[begin RECORDS SUPPLIED]

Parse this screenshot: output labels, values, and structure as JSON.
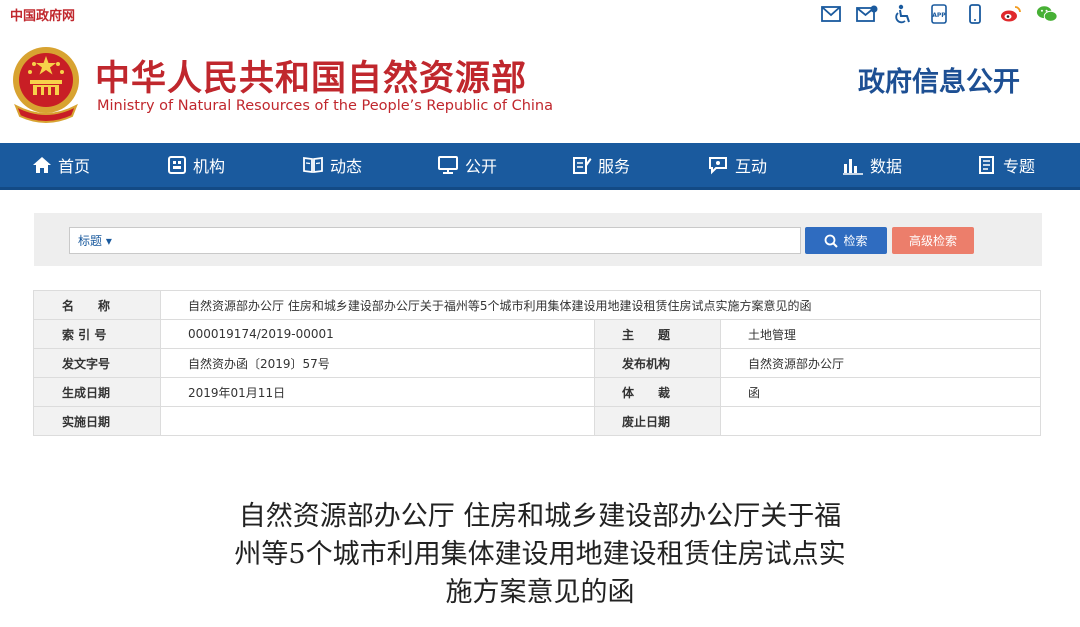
{
  "topbar": {
    "gov_link": "中国政府网",
    "icons": [
      "email-icon",
      "mailbox-icon",
      "accessibility-icon",
      "app-icon",
      "mobile-icon",
      "weibo-icon",
      "wechat-icon"
    ]
  },
  "header": {
    "title_cn": "中华人民共和国自然资源部",
    "title_en": "Ministry of Natural Resources of the People’s Republic of China",
    "section": "政府信息公开"
  },
  "nav": {
    "items": [
      {
        "label": "首页",
        "icon": "home-icon"
      },
      {
        "label": "机构",
        "icon": "org-icon"
      },
      {
        "label": "动态",
        "icon": "book-icon"
      },
      {
        "label": "公开",
        "icon": "monitor-icon"
      },
      {
        "label": "服务",
        "icon": "edit-icon"
      },
      {
        "label": "互动",
        "icon": "chat-icon"
      },
      {
        "label": "数据",
        "icon": "chart-icon"
      },
      {
        "label": "专题",
        "icon": "document-icon"
      }
    ]
  },
  "search": {
    "field": "标题 ▾",
    "value": "",
    "search_label": "检索",
    "advanced_label": "高级检索"
  },
  "info": {
    "name_label": "名　　称",
    "name_value": "自然资源部办公厅 住房和城乡建设部办公厅关于福州等5个城市利用集体建设用地建设租赁住房试点实施方案意见的函",
    "index_label": "索 引 号",
    "index_value": "000019174/2019-00001",
    "subject_label": "主　　题",
    "subject_value": "土地管理",
    "docno_label": "发文字号",
    "docno_value": "自然资办函〔2019〕57号",
    "issuer_label": "发布机构",
    "issuer_value": "自然资源部办公厅",
    "created_label": "生成日期",
    "created_value": "2019年01月11日",
    "genre_label": "体　　裁",
    "genre_value": "函",
    "effective_label": "实施日期",
    "effective_value": "",
    "expire_label": "废止日期",
    "expire_value": ""
  },
  "document": {
    "title_line1": "自然资源部办公厅 住房和城乡建设部办公厅关于福",
    "title_line2": "州等5个城市利用集体建设用地建设租赁住房试点实",
    "title_line3": "施方案意见的函"
  },
  "colors": {
    "brand_red": "#c0272d",
    "nav_blue": "#1a5a9e",
    "section_blue": "#1d4f93",
    "search_btn": "#2f6cc0",
    "advanced_btn": "#ec7e6b"
  }
}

[end RECORDS SUPPLIED]

## SHORT PROBLEM:
Your task is to repeat the data above exactly while excluding the pictures.

## RESPONSE FOR THIS EXERCISE:
Parse this screenshot: output labels, values, and structure as JSON.
{
  "topbar": {
    "gov_link": "中国政府网",
    "icons": [
      "email-icon",
      "mailbox-icon",
      "accessibility-icon",
      "app-icon",
      "mobile-icon",
      "weibo-icon",
      "wechat-icon"
    ]
  },
  "header": {
    "title_cn": "中华人民共和国自然资源部",
    "title_en": "Ministry of Natural Resources of the People’s Republic of China",
    "section": "政府信息公开"
  },
  "nav": {
    "items": [
      {
        "label": "首页",
        "icon": "home-icon"
      },
      {
        "label": "机构",
        "icon": "org-icon"
      },
      {
        "label": "动态",
        "icon": "book-icon"
      },
      {
        "label": "公开",
        "icon": "monitor-icon"
      },
      {
        "label": "服务",
        "icon": "edit-icon"
      },
      {
        "label": "互动",
        "icon": "chat-icon"
      },
      {
        "label": "数据",
        "icon": "chart-icon"
      },
      {
        "label": "专题",
        "icon": "document-icon"
      }
    ]
  },
  "search": {
    "field": "标题 ▾",
    "value": "",
    "search_label": "检索",
    "advanced_label": "高级检索"
  },
  "info": {
    "name_label": "名　　称",
    "name_value": "自然资源部办公厅 住房和城乡建设部办公厅关于福州等5个城市利用集体建设用地建设租赁住房试点实施方案意见的函",
    "index_label": "索 引 号",
    "index_value": "000019174/2019-00001",
    "subject_label": "主　　题",
    "subject_value": "土地管理",
    "docno_label": "发文字号",
    "docno_value": "自然资办函〔2019〕57号",
    "issuer_label": "发布机构",
    "issuer_value": "自然资源部办公厅",
    "created_label": "生成日期",
    "created_value": "2019年01月11日",
    "genre_label": "体　　裁",
    "genre_value": "函",
    "effective_label": "实施日期",
    "effective_value": "",
    "expire_label": "废止日期",
    "expire_value": ""
  },
  "document": {
    "title_line1": "自然资源部办公厅 住房和城乡建设部办公厅关于福",
    "title_line2": "州等5个城市利用集体建设用地建设租赁住房试点实",
    "title_line3": "施方案意见的函"
  },
  "colors": {
    "brand_red": "#c0272d",
    "nav_blue": "#1a5a9e",
    "section_blue": "#1d4f93",
    "search_btn": "#2f6cc0",
    "advanced_btn": "#ec7e6b"
  }
}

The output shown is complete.